#### [Supplied data]
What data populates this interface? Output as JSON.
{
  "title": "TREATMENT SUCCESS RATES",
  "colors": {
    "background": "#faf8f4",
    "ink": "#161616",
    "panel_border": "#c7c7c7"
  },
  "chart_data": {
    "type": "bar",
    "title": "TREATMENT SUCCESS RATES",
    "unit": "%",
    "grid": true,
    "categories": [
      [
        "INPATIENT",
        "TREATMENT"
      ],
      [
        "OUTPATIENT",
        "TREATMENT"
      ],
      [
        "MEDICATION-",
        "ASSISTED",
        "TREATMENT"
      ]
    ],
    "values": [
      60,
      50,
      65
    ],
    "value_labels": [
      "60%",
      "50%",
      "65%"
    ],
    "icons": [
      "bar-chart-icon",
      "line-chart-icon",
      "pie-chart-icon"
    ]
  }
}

#### [Exercise]
Set down all of the records shown above once more, exactly.

#### [The completed task]
What data populates this interface? Output as JSON.
{
  "title": "TREATMENT SUCCESS RATES",
  "colors": {
    "background": "#faf8f4",
    "ink": "#161616",
    "panel_border": "#c7c7c7"
  },
  "chart_data": {
    "type": "bar",
    "title": "TREATMENT SUCCESS RATES",
    "unit": "%",
    "grid": true,
    "categories": [
      [
        "INPATIENT",
        "TREATMENT"
      ],
      [
        "OUTPATIENT",
        "TREATMENT"
      ],
      [
        "MEDICATION-",
        "ASSISTED",
        "TREATMENT"
      ]
    ],
    "values": [
      60,
      50,
      65
    ],
    "value_labels": [
      "60%",
      "50%",
      "65%"
    ],
    "icons": [
      "bar-chart-icon",
      "line-chart-icon",
      "pie-chart-icon"
    ]
  }
}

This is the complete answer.